_Set problem_:
Transcribe the listing verbatim. Do not carry over any pictures.

_Given data_:
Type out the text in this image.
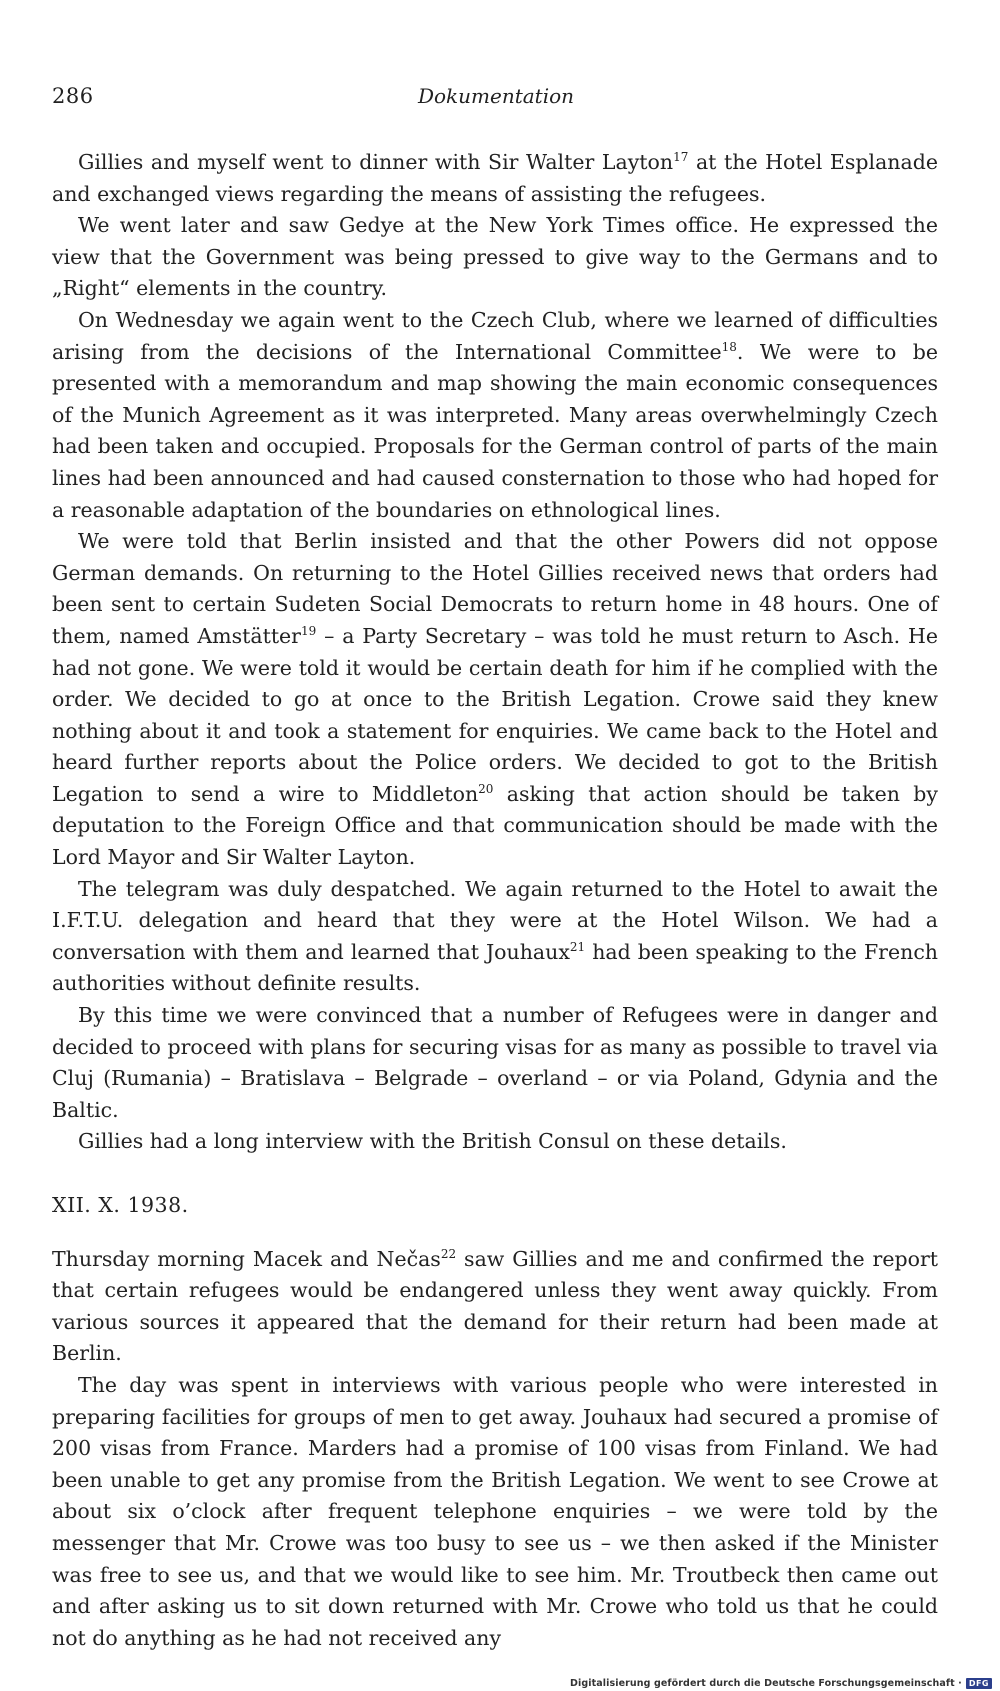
286	Dokumentation

Gillies and myself went to dinner with Sir Walter Layton$^{17}$ at the Hotel Esplanade and exchanged views regarding the means of assisting the refugees.

We went later and saw Gedye at the New York Times office. He expressed the view that the Government was being pressed to give way to the Germans and to „Right“ elements in the country.

On Wednesday we again went to the Czech Club, where we learned of difficulties arising from the decisions of the International Committee$^{18}$. We were to be presented with a memorandum and map showing the main economic consequences of the Munich Agreement as it was interpreted. Many areas overwhelmingly Czech had been taken and occupied. Proposals for the German control of parts of the main lines had been announced and had caused consternation to those who had hoped for a reasonable adaptation of the boundaries on ethnological lines.

We were told that Berlin insisted and that the other Powers did not oppose German demands. On returning to the Hotel Gillies received news that orders had been sent to certain Sudeten Social Democrats to return home in 48 hours. One of them, named Amstätter$^{19}$ – a Party Secretary – was told he must return to Asch. He had not gone. We were told it would be certain death for him if he complied with the order. We decided to go at once to the British Legation. Crowe said they knew nothing about it and took a statement for enquiries. We came back to the Hotel and heard further reports about the Police orders. We decided to got to the British Legation to send a wire to Middleton$^{20}$ asking that action should be taken by deputation to the Foreign Office and that communication should be made with the Lord Mayor and Sir Walter Layton.

The telegram was duly despatched. We again returned to the Hotel to await the I.F.T.U. delegation and heard that they were at the Hotel Wilson. We had a conversation with them and learned that Jouhaux$^{21}$ had been speaking to the French authorities without definite results.

By this time we were convinced that a number of Refugees were in danger and decided to proceed with plans for securing visas for as many as possible to travel via Cluj (Rumania) – Bratislava – Belgrade – overland – or via Poland, Gdynia and the Baltic.

Gillies had a long interview with the British Consul on these details.

XII. X. 1938.

Thursday morning Macek and Nečas$^{22}$ saw Gillies and me and confirmed the report that certain refugees would be endangered unless they went away quickly. From various sources it appeared that the demand for their return had been made at Berlin.

The day was spent in interviews with various people who were interested in preparing facilities for groups of men to get away. Jouhaux had secured a promise of 200 visas from France. Marders had a promise of 100 visas from Finland. We had been unable to get any promise from the British Legation. We went to see Crowe at about six o’clock after frequent telephone enquiries – we were told by the messenger that Mr. Crowe was too busy to see us – we then asked if the Minister was free to see us, and that we would like to see him. Mr. Troutbeck then came out and after asking us to sit down returned with Mr. Crowe who told us that he could not do anything as he had not received any

Digitalisierung gefördert durch die Deutsche Forschungsgemeinschaft · DFG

_Task result_:
Type out the text in this image.
286	Dokumentation

Gillies and myself went to dinner with Sir Walter Layton$^{17}$ at the Hotel Esplanade and exchanged views regarding the means of assisting the refugees.

We went later and saw Gedye at the New York Times office. He expressed the view that the Government was being pressed to give way to the Germans and to „Right“ elements in the country.

On Wednesday we again went to the Czech Club, where we learned of difficulties arising from the decisions of the International Committee$^{18}$. We were to be presented with a memorandum and map showing the main economic consequences of the Munich Agreement as it was interpreted. Many areas overwhelmingly Czech had been taken and occupied. Proposals for the German control of parts of the main lines had been announced and had caused consternation to those who had hoped for a reasonable adaptation of the boundaries on ethnological lines.

We were told that Berlin insisted and that the other Powers did not oppose German demands. On returning to the Hotel Gillies received news that orders had been sent to certain Sudeten Social Democrats to return home in 48 hours. One of them, named Amstätter$^{19}$ – a Party Secretary – was told he must return to Asch. He had not gone. We were told it would be certain death for him if he complied with the order. We decided to go at once to the British Legation. Crowe said they knew nothing about it and took a statement for enquiries. We came back to the Hotel and heard further reports about the Police orders. We decided to got to the British Legation to send a wire to Middleton$^{20}$ asking that action should be taken by deputation to the Foreign Office and that communication should be made with the Lord Mayor and Sir Walter Layton.

The telegram was duly despatched. We again returned to the Hotel to await the I.F.T.U. delegation and heard that they were at the Hotel Wilson. We had a conversation with them and learned that Jouhaux$^{21}$ had been speaking to the French authorities without definite results.

By this time we were convinced that a number of Refugees were in danger and decided to proceed with plans for securing visas for as many as possible to travel via Cluj (Rumania) – Bratislava – Belgrade – overland – or via Poland, Gdynia and the Baltic.

Gillies had a long interview with the British Consul on these details.

XII. X. 1938.

Thursday morning Macek and Nečas$^{22}$ saw Gillies and me and confirmed the report that certain refugees would be endangered unless they went away quickly. From various sources it appeared that the demand for their return had been made at Berlin.

The day was spent in interviews with various people who were interested in preparing facilities for groups of men to get away. Jouhaux had secured a promise of 200 visas from France. Marders had a promise of 100 visas from Finland. We had been unable to get any promise from the British Legation. We went to see Crowe at about six o’clock after frequent telephone enquiries – we were told by the messenger that Mr. Crowe was too busy to see us – we then asked if the Minister was free to see us, and that we would like to see him. Mr. Troutbeck then came out and after asking us to sit down returned with Mr. Crowe who told us that he could not do anything as he had not received any

Digitalisierung gefördert durch die Deutsche Forschungsgemeinschaft · DFG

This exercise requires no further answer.